Exclude any images and output the remaining records exactly.

-- Begin --

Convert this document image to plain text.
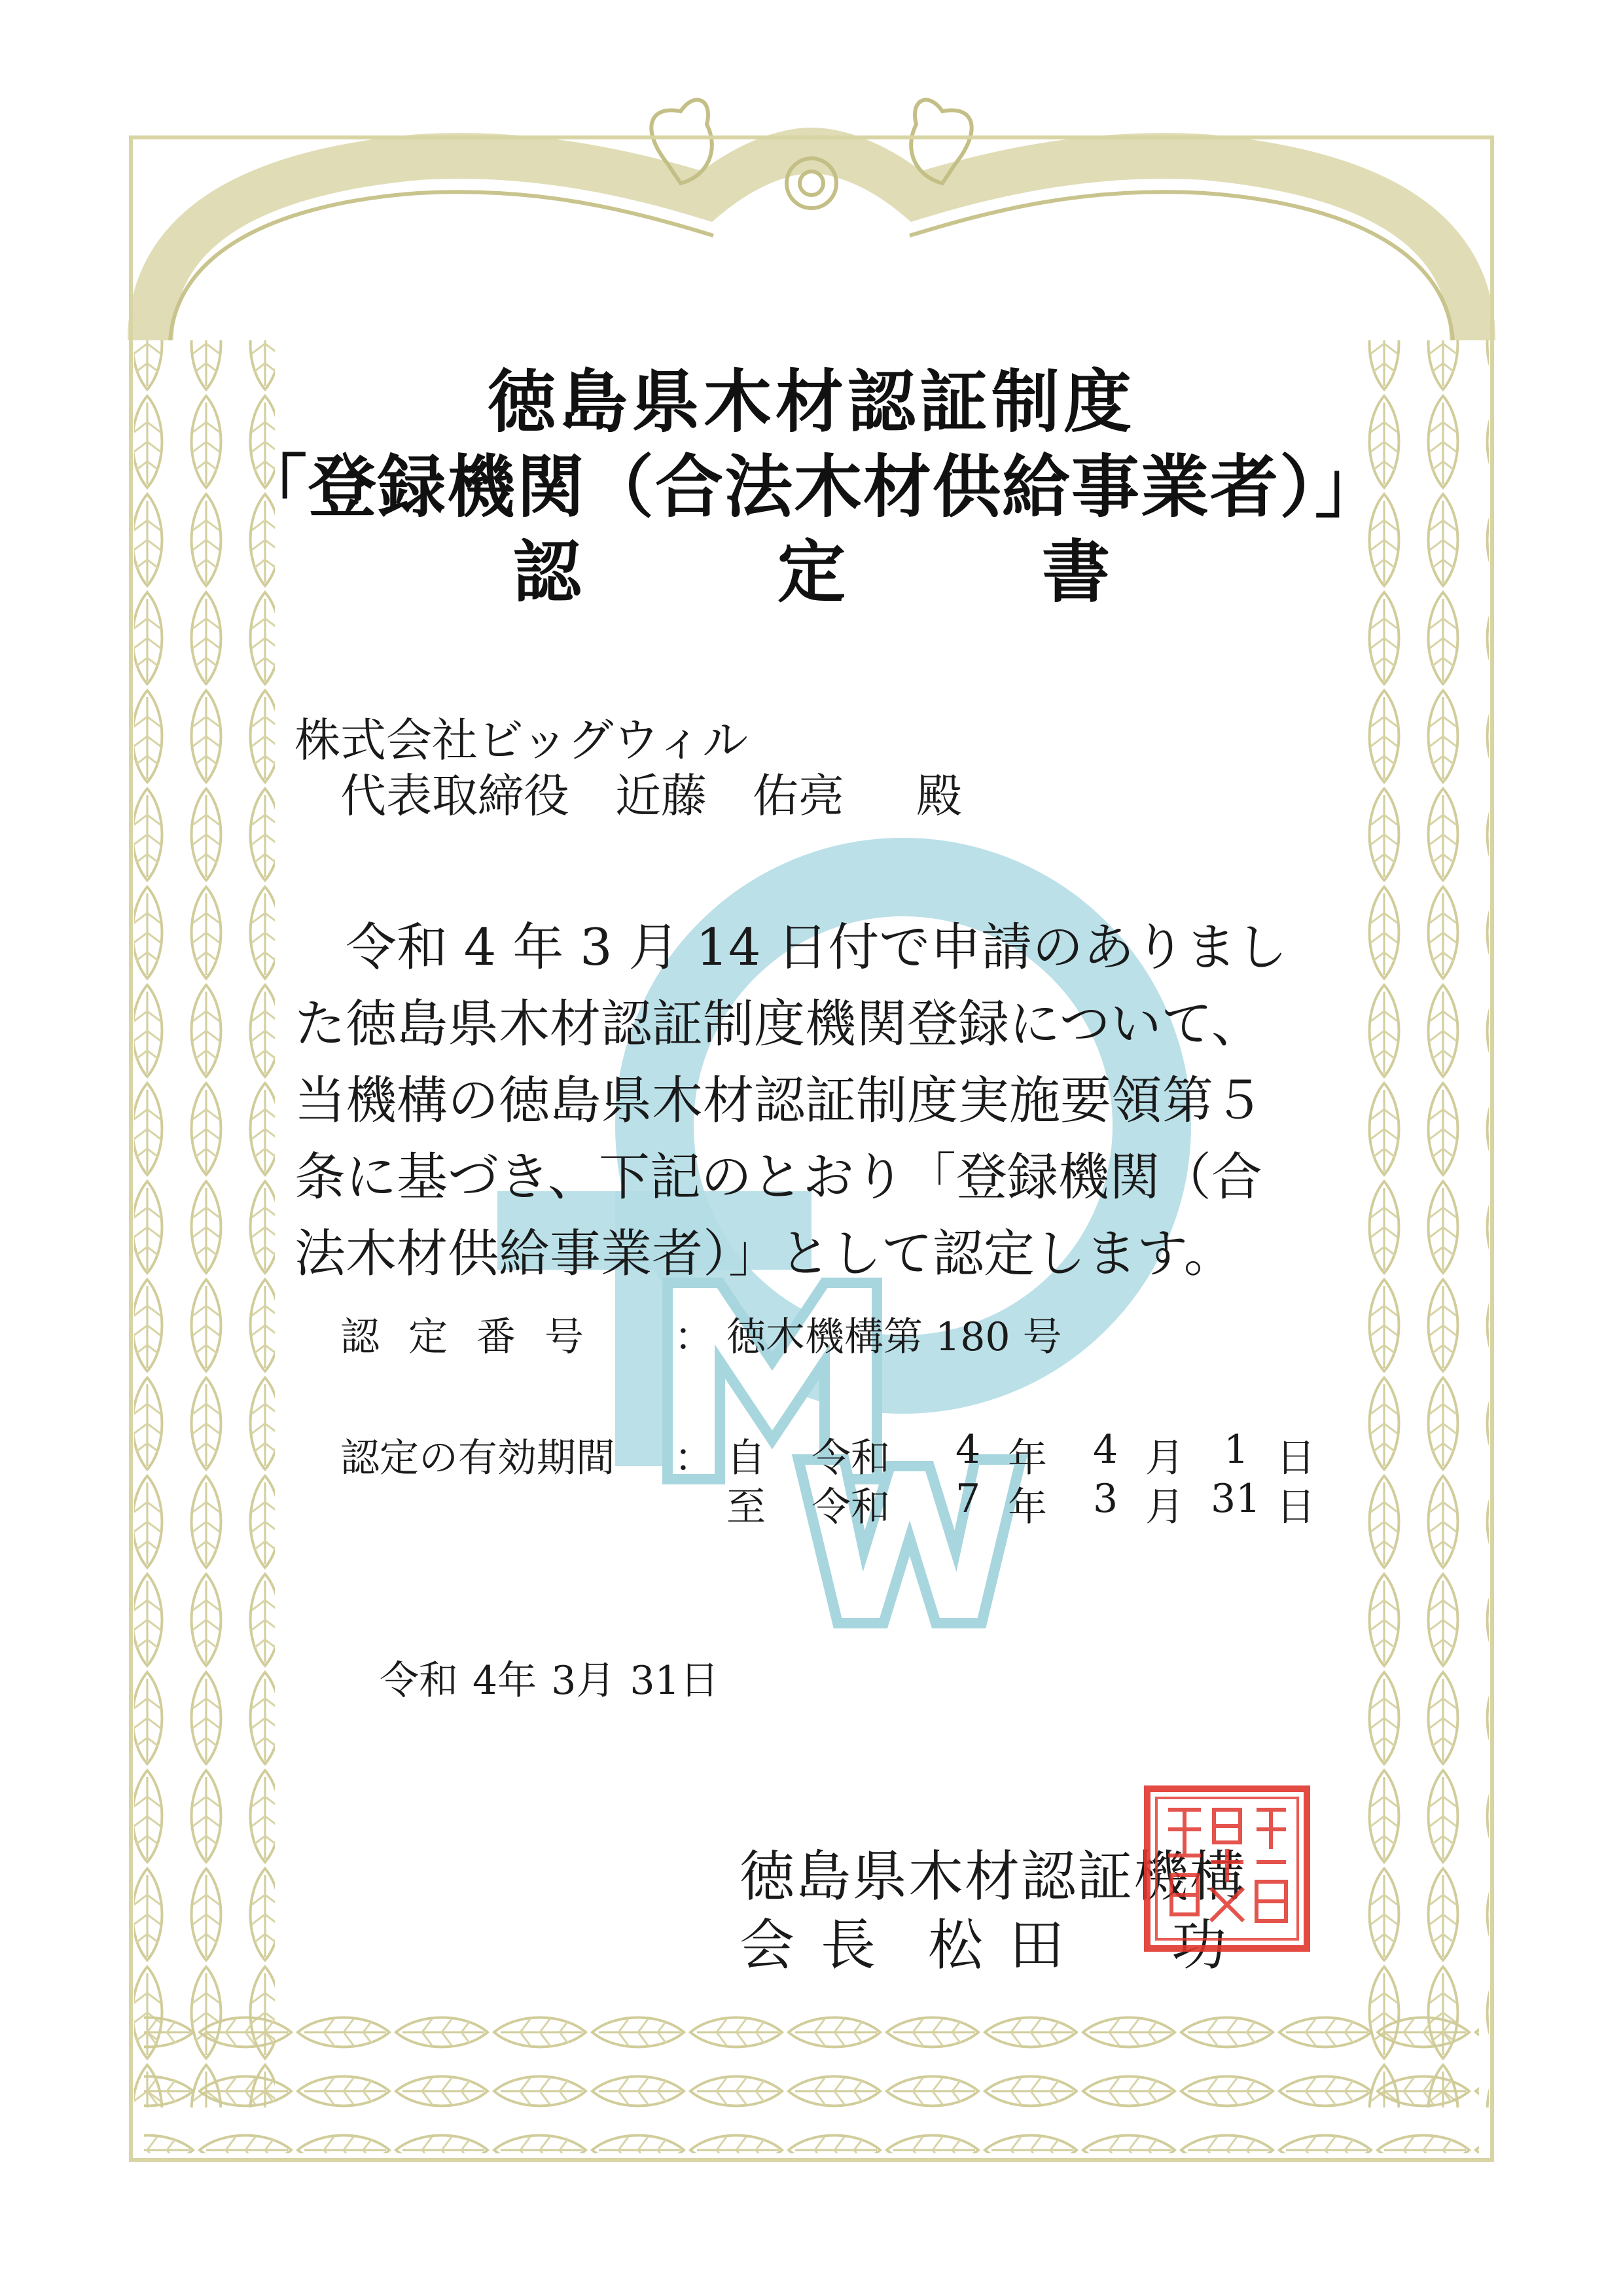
徳島県木材認証制度
「登録機関（合法木材供給事業者）」
認定書
株式会社ビッグウィル
代表取締役 近藤　佑亮 殿
令和 4 年 3 月 14 日付で申請のありまし
た徳島県木材認証制度機関登録について、
当機構の徳島県木材認証制度実施要領第５
条に基づき、下記のとおり「登録機関（合
法木材供給事業者）」として認定します。
認定番号 ： 徳木機構第 180 号
認定の有効期間 ： 自 令和 4 年 4 月 1 日
至 令和 7 年 3 月 31 日
令和 4年 3月 31日
徳島県木材認証機構
会長 松田　功
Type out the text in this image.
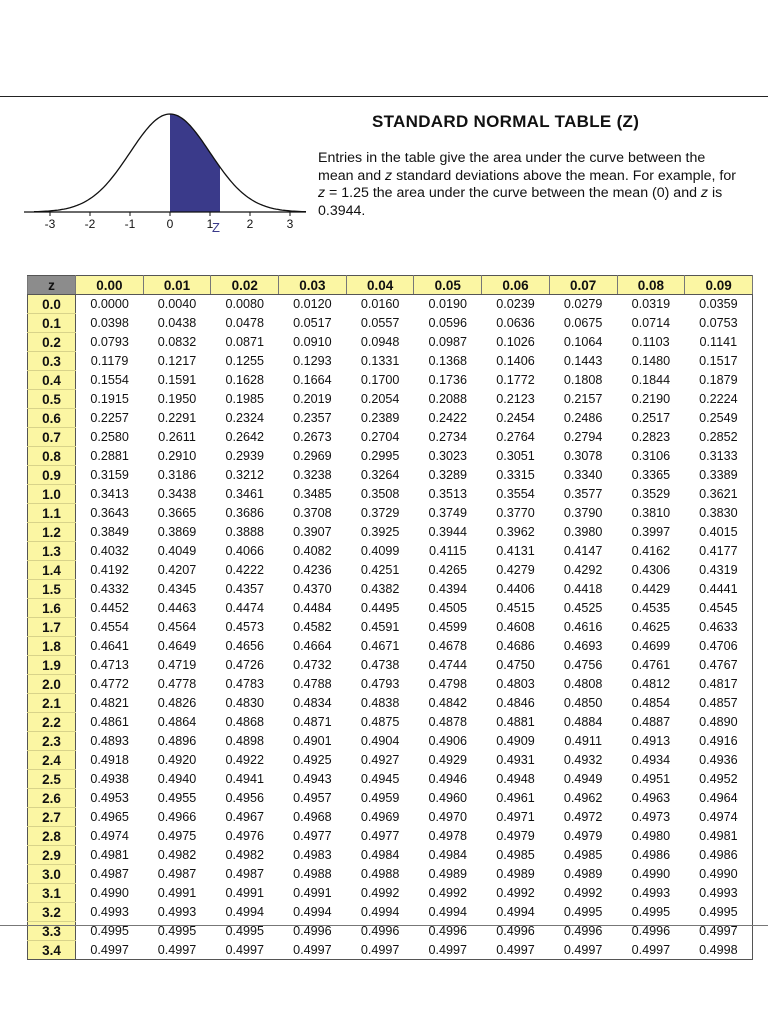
-3 -2 -1	0	1	2	3
Z
STANDARD NORMAL TABLE (Z)
Entries in the table give the area under the curve between the mean and z standard deviations above the mean. For example, for z = 1.25 the area under the curve between the mean (0) and z is 0.3944.
z	0.00	0.01	0.02	0.03	0.04	0.05	0.06	0.07	0.08	0.09
0.0	0.0000	0.0040	0.0080	0.0120	0.0160	0.0190	0.0239	0.0279	0.0319	0.0359
0.1	0.0398	0.0438	0.0478	0.0517	0.0557	0.0596	0.0636	0.0675	0.0714	0.0753
0.2	0.0793	0.0832	0.0871	0.0910	0.0948	0.0987	0.1026	0.1064	0.1103	0.1141
0.3	0.1179	0.1217	0.1255	0.1293	0.1331	0.1368	0.1406	0.1443	0.1480	0.1517
0.4	0.1554	0.1591	0.1628	0.1664	0.1700	0.1736	0.1772	0.1808	0.1844	0.1879
0.5	0.1915	0.1950	0.1985	0.2019	0.2054	0.2088	0.2123	0.2157	0.2190	0.2224
0.6	0.2257	0.2291	0.2324	0.2357	0.2389	0.2422	0.2454	0.2486	0.2517	0.2549
0.7	0.2580	0.2611	0.2642	0.2673	0.2704	0.2734	0.2764	0.2794	0.2823	0.2852
0.8	0.2881	0.2910	0.2939	0.2969	0.2995	0.3023	0.3051	0.3078	0.3106	0.3133
0.9	0.3159	0.3186	0.3212	0.3238	0.3264	0.3289	0.3315	0.3340	0.3365	0.3389
1.0	0.3413	0.3438	0.3461	0.3485	0.3508	0.3513	0.3554	0.3577	0.3529	0.3621
1.1	0.3643	0.3665	0.3686	0.3708	0.3729	0.3749	0.3770	0.3790	0.3810	0.3830
1.2	0.3849	0.3869	0.3888	0.3907	0.3925	0.3944	0.3962	0.3980	0.3997	0.4015
1.3	0.4032	0.4049	0.4066	0.4082	0.4099	0.4115	0.4131	0.4147	0.4162	0.4177
1.4	0.4192	0.4207	0.4222	0.4236	0.4251	0.4265	0.4279	0.4292	0.4306	0.4319
1.5	0.4332	0.4345	0.4357	0.4370	0.4382	0.4394	0.4406	0.4418	0.4429	0.4441
1.6	0.4452	0.4463	0.4474	0.4484	0.4495	0.4505	0.4515	0.4525	0.4535	0.4545
1.7	0.4554	0.4564	0.4573	0.4582	0.4591	0.4599	0.4608	0.4616	0.4625	0.4633
1.8	0.4641	0.4649	0.4656	0.4664	0.4671	0.4678	0.4686	0.4693	0.4699	0.4706
1.9	0.4713	0.4719	0.4726	0.4732	0.4738	0.4744	0.4750	0.4756	0.4761	0.4767
2.0	0.4772	0.4778	0.4783	0.4788	0.4793	0.4798	0.4803	0.4808	0.4812	0.4817
2.1	0.4821	0.4826	0.4830	0.4834	0.4838	0.4842	0.4846	0.4850	0.4854	0.4857
2.2	0.4861	0.4864	0.4868	0.4871	0.4875	0.4878	0.4881	0.4884	0.4887	0.4890
2.3	0.4893	0.4896	0.4898	0.4901	0.4904	0.4906	0.4909	0.4911	0.4913	0.4916
2.4	0.4918	0.4920	0.4922	0.4925	0.4927	0.4929	0.4931	0.4932	0.4934	0.4936
2.5	0.4938	0.4940	0.4941	0.4943	0.4945	0.4946	0.4948	0.4949	0.4951	0.4952
2.6	0.4953	0.4955	0.4956	0.4957	0.4959	0.4960	0.4961	0.4962	0.4963	0.4964
2.7	0.4965	0.4966	0.4967	0.4968	0.4969	0.4970	0.4971	0.4972	0.4973	0.4974
2.8	0.4974	0.4975	0.4976	0.4977	0.4977	0.4978	0.4979	0.4979	0.4980	0.4981
2.9	0.4981	0.4982	0.4982	0.4983	0.4984	0.4984	0.4985	0.4985	0.4986	0.4986
3.0	0.4987	0.4987	0.4987	0.4988	0.4988	0.4989	0.4989	0.4989	0.4990	0.4990
3.1	0.4990	0.4991	0.4991	0.4991	0.4992	0.4992	0.4992	0.4992	0.4993	0.4993
3.2	0.4993	0.4993	0.4994	0.4994	0.4994	0.4994	0.4994	0.4995	0.4995	0.4995
3.3	0.4995	0.4995	0.4995	0.4996	0.4996	0.4996	0.4996	0.4996	0.4996	0.4997
3.4	0.4997	0.4997	0.4997	0.4997	0.4997	0.4997	0.4997	0.4997	0.4997	0.4998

-- End --

## WRITTEN SOLUTION
Convert this document image to plain text.
徳島県木材認証制度
「登録機関（合法木材供給事業者）」
認定書
株式会社ビッグウィル
代表取締役 近藤　佑亮 殿
令和 4 年 3 月 14 日付で申請のありまし
た徳島県木材認証制度機関登録について、
当機構の徳島県木材認証制度実施要領第５
条に基づき、下記のとおり「登録機関（合
法木材供給事業者）」として認定します。
認定番号 ： 徳木機構第 180 号
認定の有効期間 ： 自 令和 4 年 4 月 1 日
至 令和 7 年 3 月 31 日
令和 4年 3月 31日
徳島県木材認証機構
会長 松田　功
Type out the text in this image.
-3 -2 -1	0	1	2	3
Z
STANDARD NORMAL TABLE (Z)
Entries in the table give the area under the curve between the mean and z standard deviations above the mean. For example, for z = 1.25 the area under the curve between the mean (0) and z is 0.3944.
z	0.00	0.01	0.02	0.03	0.04	0.05	0.06	0.07	0.08	0.09
0.0	0.0000	0.0040	0.0080	0.0120	0.0160	0.0190	0.0239	0.0279	0.0319	0.0359
0.1	0.0398	0.0438	0.0478	0.0517	0.0557	0.0596	0.0636	0.0675	0.0714	0.0753
0.2	0.0793	0.0832	0.0871	0.0910	0.0948	0.0987	0.1026	0.1064	0.1103	0.1141
0.3	0.1179	0.1217	0.1255	0.1293	0.1331	0.1368	0.1406	0.1443	0.1480	0.1517
0.4	0.1554	0.1591	0.1628	0.1664	0.1700	0.1736	0.1772	0.1808	0.1844	0.1879
0.5	0.1915	0.1950	0.1985	0.2019	0.2054	0.2088	0.2123	0.2157	0.2190	0.2224
0.6	0.2257	0.2291	0.2324	0.2357	0.2389	0.2422	0.2454	0.2486	0.2517	0.2549
0.7	0.2580	0.2611	0.2642	0.2673	0.2704	0.2734	0.2764	0.2794	0.2823	0.2852
0.8	0.2881	0.2910	0.2939	0.2969	0.2995	0.3023	0.3051	0.3078	0.3106	0.3133
0.9	0.3159	0.3186	0.3212	0.3238	0.3264	0.3289	0.3315	0.3340	0.3365	0.3389
1.0	0.3413	0.3438	0.3461	0.3485	0.3508	0.3513	0.3554	0.3577	0.3529	0.3621
1.1	0.3643	0.3665	0.3686	0.3708	0.3729	0.3749	0.3770	0.3790	0.3810	0.3830
1.2	0.3849	0.3869	0.3888	0.3907	0.3925	0.3944	0.3962	0.3980	0.3997	0.4015
1.3	0.4032	0.4049	0.4066	0.4082	0.4099	0.4115	0.4131	0.4147	0.4162	0.4177
1.4	0.4192	0.4207	0.4222	0.4236	0.4251	0.4265	0.4279	0.4292	0.4306	0.4319
1.5	0.4332	0.4345	0.4357	0.4370	0.4382	0.4394	0.4406	0.4418	0.4429	0.4441
1.6	0.4452	0.4463	0.4474	0.4484	0.4495	0.4505	0.4515	0.4525	0.4535	0.4545
1.7	0.4554	0.4564	0.4573	0.4582	0.4591	0.4599	0.4608	0.4616	0.4625	0.4633
1.8	0.4641	0.4649	0.4656	0.4664	0.4671	0.4678	0.4686	0.4693	0.4699	0.4706
1.9	0.4713	0.4719	0.4726	0.4732	0.4738	0.4744	0.4750	0.4756	0.4761	0.4767
2.0	0.4772	0.4778	0.4783	0.4788	0.4793	0.4798	0.4803	0.4808	0.4812	0.4817
2.1	0.4821	0.4826	0.4830	0.4834	0.4838	0.4842	0.4846	0.4850	0.4854	0.4857
2.2	0.4861	0.4864	0.4868	0.4871	0.4875	0.4878	0.4881	0.4884	0.4887	0.4890
2.3	0.4893	0.4896	0.4898	0.4901	0.4904	0.4906	0.4909	0.4911	0.4913	0.4916
2.4	0.4918	0.4920	0.4922	0.4925	0.4927	0.4929	0.4931	0.4932	0.4934	0.4936
2.5	0.4938	0.4940	0.4941	0.4943	0.4945	0.4946	0.4948	0.4949	0.4951	0.4952
2.6	0.4953	0.4955	0.4956	0.4957	0.4959	0.4960	0.4961	0.4962	0.4963	0.4964
2.7	0.4965	0.4966	0.4967	0.4968	0.4969	0.4970	0.4971	0.4972	0.4973	0.4974
2.8	0.4974	0.4975	0.4976	0.4977	0.4977	0.4978	0.4979	0.4979	0.4980	0.4981
2.9	0.4981	0.4982	0.4982	0.4983	0.4984	0.4984	0.4985	0.4985	0.4986	0.4986
3.0	0.4987	0.4987	0.4987	0.4988	0.4988	0.4989	0.4989	0.4989	0.4990	0.4990
3.1	0.4990	0.4991	0.4991	0.4991	0.4992	0.4992	0.4992	0.4992	0.4993	0.4993
3.2	0.4993	0.4993	0.4994	0.4994	0.4994	0.4994	0.4994	0.4995	0.4995	0.4995
3.3	0.4995	0.4995	0.4995	0.4996	0.4996	0.4996	0.4996	0.4996	0.4996	0.4997
3.4	0.4997	0.4997	0.4997	0.4997	0.4997	0.4997	0.4997	0.4997	0.4997	0.4998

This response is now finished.